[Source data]
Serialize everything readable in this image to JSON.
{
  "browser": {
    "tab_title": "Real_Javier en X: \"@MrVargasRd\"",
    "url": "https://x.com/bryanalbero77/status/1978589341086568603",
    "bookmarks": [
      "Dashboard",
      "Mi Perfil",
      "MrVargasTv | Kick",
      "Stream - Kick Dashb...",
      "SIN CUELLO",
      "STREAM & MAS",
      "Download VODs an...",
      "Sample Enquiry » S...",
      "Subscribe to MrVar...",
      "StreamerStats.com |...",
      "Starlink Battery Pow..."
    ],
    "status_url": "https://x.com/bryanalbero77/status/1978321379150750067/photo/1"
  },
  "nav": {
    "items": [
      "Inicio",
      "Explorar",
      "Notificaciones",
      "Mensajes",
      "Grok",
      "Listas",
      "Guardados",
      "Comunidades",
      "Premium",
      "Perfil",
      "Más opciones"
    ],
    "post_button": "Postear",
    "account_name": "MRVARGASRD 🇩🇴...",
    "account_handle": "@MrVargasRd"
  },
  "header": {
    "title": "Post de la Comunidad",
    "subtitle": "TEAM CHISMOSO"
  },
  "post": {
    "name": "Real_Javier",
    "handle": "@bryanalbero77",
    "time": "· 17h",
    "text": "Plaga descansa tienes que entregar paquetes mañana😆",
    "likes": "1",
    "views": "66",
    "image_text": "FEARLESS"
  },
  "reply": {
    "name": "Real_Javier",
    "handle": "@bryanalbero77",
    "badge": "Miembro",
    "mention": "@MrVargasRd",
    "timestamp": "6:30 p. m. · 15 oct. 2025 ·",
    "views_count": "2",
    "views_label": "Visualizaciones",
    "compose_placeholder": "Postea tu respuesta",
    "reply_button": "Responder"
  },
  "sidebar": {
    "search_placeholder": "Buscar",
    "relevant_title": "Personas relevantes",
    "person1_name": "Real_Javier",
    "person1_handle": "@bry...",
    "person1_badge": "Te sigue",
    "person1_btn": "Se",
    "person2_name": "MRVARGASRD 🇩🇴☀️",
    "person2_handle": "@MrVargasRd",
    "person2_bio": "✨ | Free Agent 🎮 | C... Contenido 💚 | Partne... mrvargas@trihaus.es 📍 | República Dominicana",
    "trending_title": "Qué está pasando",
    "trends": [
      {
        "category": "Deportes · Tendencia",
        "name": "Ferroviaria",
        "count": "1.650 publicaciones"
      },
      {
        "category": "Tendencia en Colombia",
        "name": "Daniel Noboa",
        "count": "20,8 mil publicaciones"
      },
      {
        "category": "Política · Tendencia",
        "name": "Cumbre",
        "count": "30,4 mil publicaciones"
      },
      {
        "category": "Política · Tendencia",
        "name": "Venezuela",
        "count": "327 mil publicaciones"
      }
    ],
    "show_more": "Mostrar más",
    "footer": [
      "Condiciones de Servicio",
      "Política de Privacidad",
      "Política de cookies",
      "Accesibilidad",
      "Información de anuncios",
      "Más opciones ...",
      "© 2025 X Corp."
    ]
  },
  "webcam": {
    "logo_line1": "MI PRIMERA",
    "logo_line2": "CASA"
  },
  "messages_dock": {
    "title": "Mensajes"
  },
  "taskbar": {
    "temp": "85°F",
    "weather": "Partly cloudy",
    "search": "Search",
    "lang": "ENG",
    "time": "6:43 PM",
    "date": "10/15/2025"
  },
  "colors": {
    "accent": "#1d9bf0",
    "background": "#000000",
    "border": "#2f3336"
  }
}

Exercise prompt:
Set down the listing above in full, please, exactly as it appears.

Result for this exercise:
Serialize everything readable in this image to JSON.
{
  "browser": {
    "tab_title": "Real_Javier en X: \"@MrVargasRd\"",
    "url": "https://x.com/bryanalbero77/status/1978589341086568603",
    "bookmarks": [
      "Dashboard",
      "Mi Perfil",
      "MrVargasTv | Kick",
      "Stream - Kick Dashb...",
      "SIN CUELLO",
      "STREAM & MAS",
      "Download VODs an...",
      "Sample Enquiry » S...",
      "Subscribe to MrVar...",
      "StreamerStats.com |...",
      "Starlink Battery Pow..."
    ],
    "status_url": "https://x.com/bryanalbero77/status/1978321379150750067/photo/1"
  },
  "nav": {
    "items": [
      "Inicio",
      "Explorar",
      "Notificaciones",
      "Mensajes",
      "Grok",
      "Listas",
      "Guardados",
      "Comunidades",
      "Premium",
      "Perfil",
      "Más opciones"
    ],
    "post_button": "Postear",
    "account_name": "MRVARGASRD 🇩🇴...",
    "account_handle": "@MrVargasRd"
  },
  "header": {
    "title": "Post de la Comunidad",
    "subtitle": "TEAM CHISMOSO"
  },
  "post": {
    "name": "Real_Javier",
    "handle": "@bryanalbero77",
    "time": "· 17h",
    "text": "Plaga descansa tienes que entregar paquetes mañana😆",
    "likes": "1",
    "views": "66",
    "image_text": "FEARLESS"
  },
  "reply": {
    "name": "Real_Javier",
    "handle": "@bryanalbero77",
    "badge": "Miembro",
    "mention": "@MrVargasRd",
    "timestamp": "6:30 p. m. · 15 oct. 2025 ·",
    "views_count": "2",
    "views_label": "Visualizaciones",
    "compose_placeholder": "Postea tu respuesta",
    "reply_button": "Responder"
  },
  "sidebar": {
    "search_placeholder": "Buscar",
    "relevant_title": "Personas relevantes",
    "person1_name": "Real_Javier",
    "person1_handle": "@bry...",
    "person1_badge": "Te sigue",
    "person1_btn": "Se",
    "person2_name": "MRVARGASRD 🇩🇴☀️",
    "person2_handle": "@MrVargasRd",
    "person2_bio": "✨ | Free Agent 🎮 | C... Contenido 💚 | Partne... mrvargas@trihaus.es 📍 | República Dominicana",
    "trending_title": "Qué está pasando",
    "trends": [
      {
        "category": "Deportes · Tendencia",
        "name": "Ferroviaria",
        "count": "1.650 publicaciones"
      },
      {
        "category": "Tendencia en Colombia",
        "name": "Daniel Noboa",
        "count": "20,8 mil publicaciones"
      },
      {
        "category": "Política · Tendencia",
        "name": "Cumbre",
        "count": "30,4 mil publicaciones"
      },
      {
        "category": "Política · Tendencia",
        "name": "Venezuela",
        "count": "327 mil publicaciones"
      }
    ],
    "show_more": "Mostrar más",
    "footer": [
      "Condiciones de Servicio",
      "Política de Privacidad",
      "Política de cookies",
      "Accesibilidad",
      "Información de anuncios",
      "Más opciones ...",
      "© 2025 X Corp."
    ]
  },
  "webcam": {
    "logo_line1": "MI PRIMERA",
    "logo_line2": "CASA"
  },
  "messages_dock": {
    "title": "Mensajes"
  },
  "taskbar": {
    "temp": "85°F",
    "weather": "Partly cloudy",
    "search": "Search",
    "lang": "ENG",
    "time": "6:43 PM",
    "date": "10/15/2025"
  },
  "colors": {
    "accent": "#1d9bf0",
    "background": "#000000",
    "border": "#2f3336"
  }
}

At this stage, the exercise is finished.